- _PROMPT_
Nothing but the text of the listing, repeated exactly, belongs in the answer; leave the images out.

- _DATA SHOWN_
####

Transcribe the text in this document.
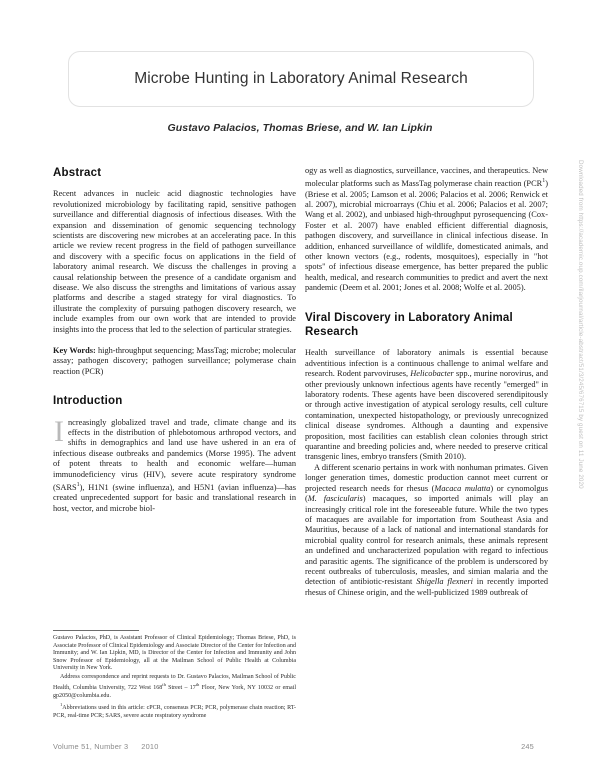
Microbe Hunting in Laboratory Animal Research
Gustavo Palacios, Thomas Briese, and W. Ian Lipkin
Abstract

Recent advances in nucleic acid diagnostic technologies have revolutionized microbiology by facilitating rapid, sensitive pathogen surveillance and differential diagnosis of infectious diseases. With the expansion and dissemination of genomic sequencing technology scientists are discovering new microbes at an accelerating pace. In this article we review recent progress in the field of pathogen surveillance and discovery with a specific focus on applications in the field of laboratory animal research. We discuss the challenges in proving a causal relationship between the presence of a candidate organism and disease. We also discuss the strengths and limitations of various assay platforms and describe a staged strategy for viral diagnostics. To illustrate the complexity of pursuing pathogen discovery research, we include examples from our own work that are intended to provide insights into the process that led to the selection of particular strategies.

Key Words: high-throughput sequencing; MassTag; microbe; molecular assay; pathogen discovery; pathogen surveillance; polymerase chain reaction (PCR)

Introduction

Increasingly globalized travel and trade, climate change and its effects in the distribution of phlebotomous arthropod vectors, and shifts in demographics and land use have ushered in an era of infectious disease outbreaks and pandemics (Morse 1995). The advent of potent threats to health and economic welfare—human immunodeficiency virus (HIV), severe acute respiratory syndrome (SARS$^1$), H1N1 (swine influenza), and H5N1 (avian influenza)—has created unprecedented support for basic and translational research in host, vector, and microbe biol-

Gustavo Palacios, PhD, is Assistant Professor of Clinical Epidemiology; Thomas Briese, PhD, is Associate Professor of Clinical Epidemiology and Associate Director of the Center for Infection and Immunity; and W. Ian Lipkin, MD, is Director of the Center for Infection and Immunity and John Snow Professor of Epidemiology, all at the Mailman School of Public Health at Columbia University in New York.

Address correspondence and reprint requests to Dr. Gustavo Palacios, Mailman School of Public Health, Columbia University, 722 West 168th Street – 17th Floor, New York, NY 10032 or email gp2050@columbia.edu.

$^1$Abbreviations used in this article: cPCR, consensus PCR; PCR, polymerase chain reaction; RT-PCR, real-time PCR; SARS, severe acute respiratory syndrome

ogy as well as diagnostics, surveillance, vaccines, and therapeutics. New molecular platforms such as MassTag polymerase chain reaction (PCR$^1$) (Briese et al. 2005; Lamson et al. 2006; Palacios et al. 2006; Renwick et al. 2007), microbial microarrays (Chiu et al. 2006; Palacios et al. 2007; Wang et al. 2002), and unbiased high-throughput pyrosequencing (Cox-Foster et al. 2007) have enabled efficient differential diagnosis, pathogen discovery, and surveillance in clinical infectious disease. In addition, enhanced surveillance of wildlife, domesticated animals, and other known vectors (e.g., rodents, mosquitoes), especially in "hot spots" of infectious disease emergence, has better prepared the public health, medical, and research communities to predict and avert the next pandemic (Deem et al. 2001; Jones et al. 2008; Wolfe et al. 2005).

Viral Discovery in Laboratory Animal Research

Health surveillance of laboratory animals is essential because adventitious infection is a continuous challenge to animal welfare and research. Rodent parvoviruses, Helicobacter spp., murine norovirus, and other previously unknown infectious agents have recently "emerged" in laboratory rodents. These agents have been discovered serendipitously or through active investigation of atypical serology results, cell culture contamination, unexpected histopathology, or previously unrecognized clinical disease syndromes. Although a daunting and expensive proposition, most facilities can establish clean colonies through strict quarantine and breeding policies and, where needed to preserve critical transgenic lines, embryo transfers (Smith 2010).

A different scenario pertains in work with nonhuman primates. Given longer generation times, domestic production cannot meet current or projected research needs for rhesus (Macaca mulatta) or cynomolgus (M. fascicularis) macaques, so imported animals will play an increasingly critical role int the foreseeable future. While the two types of macaques are available for importation from Southeast Asia and Mauritius, because of a lack of national and international standards for microbial quality control for research animals, these animals represent an undefined and uncharacterized population with regard to infectious and parasitic agents. The significance of the problem is underscored by recent outbreaks of tuberculosis, measles, and simian malaria and the detection of antibiotic-resistant Shigella flexneri in recently imported rhesus of Chinese origin, and the well-publicized 1989 outbreak of

Volume 51, Number 3 2010	245
Downloaded from https://academic.oup.com/ilarjournal/article-abstract/51/3/245/676715 by guest on 11 June 2020
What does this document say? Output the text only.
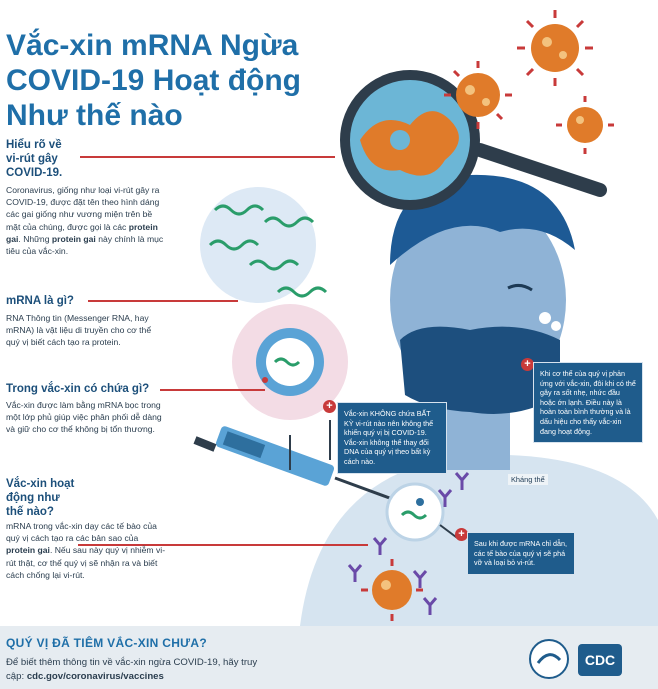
Vắc-xin mRNA Ngừa
COVID-19 Hoạt động
Như thế nào
Hiểu rõ về
vi-rút gây
COVID-19.
Coronavirus, giống như loại vi-rút gây ra COVID-19, được đặt tên theo hình dáng các gai giống như vương miện trên bề mặt của chúng, được gọi là các protein gai. Những protein gai này chính là mục tiêu của vắc-xin.
mRNA là gì?
RNA Thông tin (Messenger RNA, hay mRNA) là vật liệu di truyền cho cơ thể quý vị biết cách tạo ra protein.
Trong vắc-xin có chứa gì?
Vắc-xin được làm bằng mRNA bọc trong một lớp phủ giúp việc phân phối dễ dàng và giữ cho cơ thể không bị tổn thương.
Vắc-xin hoạt
động như
thế nào?
mRNA trong vắc-xin dạy các tế bào của quý vị cách tạo ra các bản sao của protein gai. Nếu sau này quý vị nhiễm vi-rút thật, cơ thể quý vị sẽ nhận ra và biết cách chống lại vi-rút.
+
Vắc-xin KHÔNG chứa BẤT KỲ vi-rút nào nên không thể khiến quý vị bị COVID-19. Vắc-xin không thể thay đổi DNA của quý vị theo bất kỳ cách nào.
+
Khi cơ thể của quý vị phản ứng với vắc-xin, đôi khi có thể gây ra sốt nhẹ, nhức đầu hoặc ớn lạnh. Điều này là hoàn toàn bình thường và là dấu hiệu cho thấy vắc-xin đang hoạt động.
+
Sau khi được mRNA chỉ dẫn, các tế bào của quý vị sẽ phá vỡ và loại bỏ vi-rút.
Kháng thể
QUÝ VỊ ĐÃ TIÊM VẮC-XIN CHƯA?
Để biết thêm thông tin về vắc-xin ngừa COVID-19, hãy truy
cập: cdc.gov/coronavirus/vaccines
CDC
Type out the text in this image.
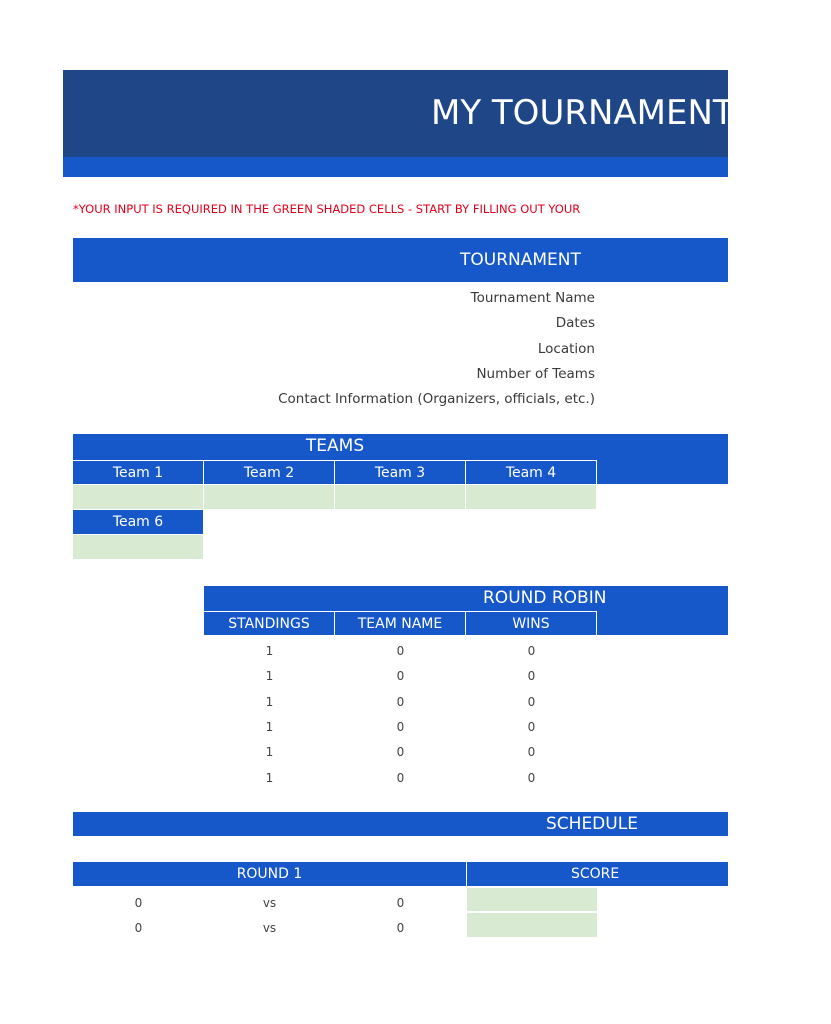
MY TOURNAMENT
*YOUR INPUT IS REQUIRED IN THE GREEN SHADED CELLS - START BY FILLING OUT YOUR
TOURNAMENT
Tournament Name
Dates
Location
Number of Teams
Contact Information (Organizers, officials, etc.)
TEAMS
Team 1	Team 2	Team 3	Team 4
Team 6
ROUND ROBIN
STANDINGS	TEAM NAME	WINS
1	0	0
1	0	0
1	0	0
1	0	0
1	0	0
1	0	0
SCHEDULE
ROUND 1	SCORE
0	vs	0
0	vs	0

####

- _ANSWER BOX_
Transcribe the text in this document.
Microbe Hunting in Laboratory Animal Research
Gustavo Palacios, Thomas Briese, and W. Ian Lipkin
Abstract

Recent advances in nucleic acid diagnostic technologies have revolutionized microbiology by facilitating rapid, sensitive pathogen surveillance and differential diagnosis of infectious diseases. With the expansion and dissemination of genomic sequencing technology scientists are discovering new microbes at an accelerating pace. In this article we review recent progress in the field of pathogen surveillance and discovery with a specific focus on applications in the field of laboratory animal research. We discuss the challenges in proving a causal relationship between the presence of a candidate organism and disease. We also discuss the strengths and limitations of various assay platforms and describe a staged strategy for viral diagnostics. To illustrate the complexity of pursuing pathogen discovery research, we include examples from our own work that are intended to provide insights into the process that led to the selection of particular strategies.

Key Words: high-throughput sequencing; MassTag; microbe; molecular assay; pathogen discovery; pathogen surveillance; polymerase chain reaction (PCR)

Introduction

Increasingly globalized travel and trade, climate change and its effects in the distribution of phlebotomous arthropod vectors, and shifts in demographics and land use have ushered in an era of infectious disease outbreaks and pandemics (Morse 1995). The advent of potent threats to health and economic welfare—human immunodeficiency virus (HIV), severe acute respiratory syndrome (SARS$^1$), H1N1 (swine influenza), and H5N1 (avian influenza)—has created unprecedented support for basic and translational research in host, vector, and microbe biol-

Gustavo Palacios, PhD, is Assistant Professor of Clinical Epidemiology; Thomas Briese, PhD, is Associate Professor of Clinical Epidemiology and Associate Director of the Center for Infection and Immunity; and W. Ian Lipkin, MD, is Director of the Center for Infection and Immunity and John Snow Professor of Epidemiology, all at the Mailman School of Public Health at Columbia University in New York.

Address correspondence and reprint requests to Dr. Gustavo Palacios, Mailman School of Public Health, Columbia University, 722 West 168th Street – 17th Floor, New York, NY 10032 or email gp2050@columbia.edu.

$^1$Abbreviations used in this article: cPCR, consensus PCR; PCR, polymerase chain reaction; RT-PCR, real-time PCR; SARS, severe acute respiratory syndrome

ogy as well as diagnostics, surveillance, vaccines, and therapeutics. New molecular platforms such as MassTag polymerase chain reaction (PCR$^1$) (Briese et al. 2005; Lamson et al. 2006; Palacios et al. 2006; Renwick et al. 2007), microbial microarrays (Chiu et al. 2006; Palacios et al. 2007; Wang et al. 2002), and unbiased high-throughput pyrosequencing (Cox-Foster et al. 2007) have enabled efficient differential diagnosis, pathogen discovery, and surveillance in clinical infectious disease. In addition, enhanced surveillance of wildlife, domesticated animals, and other known vectors (e.g., rodents, mosquitoes), especially in "hot spots" of infectious disease emergence, has better prepared the public health, medical, and research communities to predict and avert the next pandemic (Deem et al. 2001; Jones et al. 2008; Wolfe et al. 2005).

Viral Discovery in Laboratory Animal Research

Health surveillance of laboratory animals is essential because adventitious infection is a continuous challenge to animal welfare and research. Rodent parvoviruses, Helicobacter spp., murine norovirus, and other previously unknown infectious agents have recently "emerged" in laboratory rodents. These agents have been discovered serendipitously or through active investigation of atypical serology results, cell culture contamination, unexpected histopathology, or previously unrecognized clinical disease syndromes. Although a daunting and expensive proposition, most facilities can establish clean colonies through strict quarantine and breeding policies and, where needed to preserve critical transgenic lines, embryo transfers (Smith 2010).

A different scenario pertains in work with nonhuman primates. Given longer generation times, domestic production cannot meet current or projected research needs for rhesus (Macaca mulatta) or cynomolgus (M. fascicularis) macaques, so imported animals will play an increasingly critical role int the foreseeable future. While the two types of macaques are available for importation from Southeast Asia and Mauritius, because of a lack of national and international standards for microbial quality control for research animals, these animals represent an undefined and uncharacterized population with regard to infectious and parasitic agents. The significance of the problem is underscored by recent outbreaks of tuberculosis, measles, and simian malaria and the detection of antibiotic-resistant Shigella flexneri in recently imported rhesus of Chinese origin, and the well-publicized 1989 outbreak of

Volume 51, Number 3 2010	245
Downloaded from https://academic.oup.com/ilarjournal/article-abstract/51/3/245/676715 by guest on 11 June 2020
What does this document say? Output the text only.
Vắc-xin mRNA Ngừa
COVID-19 Hoạt động
Như thế nào
Hiểu rõ về
vi-rút gây
COVID-19.
Coronavirus, giống như loại vi-rút gây ra COVID-19, được đặt tên theo hình dáng các gai giống như vương miện trên bề mặt của chúng, được gọi là các protein gai. Những protein gai này chính là mục tiêu của vắc-xin.
mRNA là gì?
RNA Thông tin (Messenger RNA, hay mRNA) là vật liệu di truyền cho cơ thể quý vị biết cách tạo ra protein.
Trong vắc-xin có chứa gì?
Vắc-xin được làm bằng mRNA bọc trong một lớp phủ giúp việc phân phối dễ dàng và giữ cho cơ thể không bị tổn thương.
Vắc-xin hoạt
động như
thế nào?
mRNA trong vắc-xin dạy các tế bào của quý vị cách tạo ra các bản sao của protein gai. Nếu sau này quý vị nhiễm vi-rút thật, cơ thể quý vị sẽ nhận ra và biết cách chống lại vi-rút.
+
Vắc-xin KHÔNG chứa BẤT KỲ vi-rút nào nên không thể khiến quý vị bị COVID-19. Vắc-xin không thể thay đổi DNA của quý vị theo bất kỳ cách nào.
+
Khi cơ thể của quý vị phản ứng với vắc-xin, đôi khi có thể gây ra sốt nhẹ, nhức đầu hoặc ớn lạnh. Điều này là hoàn toàn bình thường và là dấu hiệu cho thấy vắc-xin đang hoạt động.
+
Sau khi được mRNA chỉ dẫn, các tế bào của quý vị sẽ phá vỡ và loại bỏ vi-rút.
Kháng thể
QUÝ VỊ ĐÃ TIÊM VẮC-XIN CHƯA?
Để biết thêm thông tin về vắc-xin ngừa COVID-19, hãy truy
cập: cdc.gov/coronavirus/vaccines
CDC
Type out the text in this image.
MY TOURNAMENT
*YOUR INPUT IS REQUIRED IN THE GREEN SHADED CELLS - START BY FILLING OUT YOUR
TOURNAMENT
Tournament Name
Dates
Location
Number of Teams
Contact Information (Organizers, officials, etc.)
TEAMS
Team 1	Team 2	Team 3	Team 4
Team 6
ROUND ROBIN
STANDINGS	TEAM NAME	WINS
1	0	0
1	0	0
1	0	0
1	0	0
1	0	0
1	0	0
SCHEDULE
ROUND 1	SCORE
0	vs	0
0	vs	0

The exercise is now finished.